All entries below need to be written out exactly, but without their pictures.

******************************

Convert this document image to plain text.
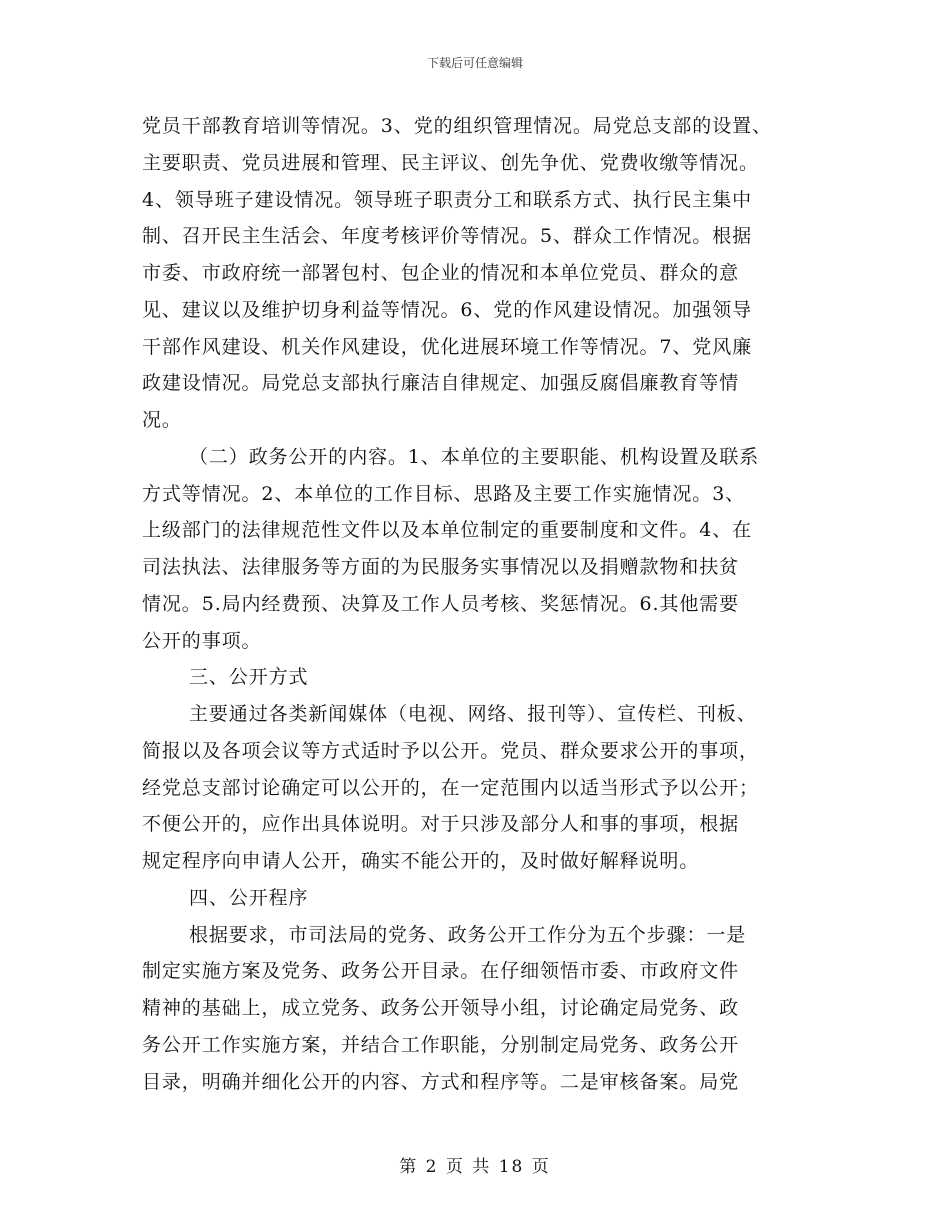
下载后可任意编辑
党员干部教育培训等情况。3、党的组织管理情况。局党总支部的设置、
主要职责、党员进展和管理、民主评议、创先争优、党费收缴等情况。
4、领导班子建设情况。领导班子职责分工和联系方式、执行民主集中
制、召开民主生活会、年度考核评价等情况。5、群众工作情况。根据
市委、市政府统一部署包村、包企业的情况和本单位党员、群众的意
见、建议以及维护切身利益等情况。6、党的作风建设情况。加强领导
干部作风建设、机关作风建设，优化进展环境工作等情况。7、党风廉
政建设情况。局党总支部执行廉洁自律规定、加强反腐倡廉教育等情
况。
（二）政务公开的内容。1、本单位的主要职能、机构设置及联系
方式等情况。2、本单位的工作目标、思路及主要工作实施情况。3、
上级部门的法律规范性文件以及本单位制定的重要制度和文件。4、在
司法执法、法律服务等方面的为民服务实事情况以及捐赠款物和扶贫
情况。5.局内经费预、决算及工作人员考核、奖惩情况。6.其他需要
公开的事项。
三、公开方式
主要通过各类新闻媒体（电视、网络、报刊等）、宣传栏、刊板、
简报以及各项会议等方式适时予以公开。党员、群众要求公开的事项，
经党总支部讨论确定可以公开的，在一定范围内以适当形式予以公开；
不便公开的，应作出具体说明。对于只涉及部分人和事的事项，根据
规定程序向申请人公开，确实不能公开的，及时做好解释说明。
四、公开程序
根据要求，市司法局的党务、政务公开工作分为五个步骤：一是
制定实施方案及党务、政务公开目录。在仔细领悟市委、市政府文件
精神的基础上，成立党务、政务公开领导小组，讨论确定局党务、政
务公开工作实施方案，并结合工作职能，分别制定局党务、政务公开
目录，明确并细化公开的内容、方式和程序等。二是审核备案。局党
第 2 页 共 18 页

******************************

▸ **Completed exercise**
Convert this document image to plain text.
下载后可任意编辑
党员干部教育培训等情况。3、党的组织管理情况。局党总支部的设置、
主要职责、党员进展和管理、民主评议、创先争优、党费收缴等情况。
4、领导班子建设情况。领导班子职责分工和联系方式、执行民主集中
制、召开民主生活会、年度考核评价等情况。5、群众工作情况。根据
市委、市政府统一部署包村、包企业的情况和本单位党员、群众的意
见、建议以及维护切身利益等情况。6、党的作风建设情况。加强领导
干部作风建设、机关作风建设，优化进展环境工作等情况。7、党风廉
政建设情况。局党总支部执行廉洁自律规定、加强反腐倡廉教育等情
况。
（二）政务公开的内容。1、本单位的主要职能、机构设置及联系
方式等情况。2、本单位的工作目标、思路及主要工作实施情况。3、
上级部门的法律规范性文件以及本单位制定的重要制度和文件。4、在
司法执法、法律服务等方面的为民服务实事情况以及捐赠款物和扶贫
情况。5.局内经费预、决算及工作人员考核、奖惩情况。6.其他需要
公开的事项。
三、公开方式
主要通过各类新闻媒体（电视、网络、报刊等）、宣传栏、刊板、
简报以及各项会议等方式适时予以公开。党员、群众要求公开的事项，
经党总支部讨论确定可以公开的，在一定范围内以适当形式予以公开；
不便公开的，应作出具体说明。对于只涉及部分人和事的事项，根据
规定程序向申请人公开，确实不能公开的，及时做好解释说明。
四、公开程序
根据要求，市司法局的党务、政务公开工作分为五个步骤：一是
制定实施方案及党务、政务公开目录。在仔细领悟市委、市政府文件
精神的基础上，成立党务、政务公开领导小组，讨论确定局党务、政
务公开工作实施方案，并结合工作职能，分别制定局党务、政务公开
目录，明确并细化公开的内容、方式和程序等。二是审核备案。局党
第 2 页 共 18 页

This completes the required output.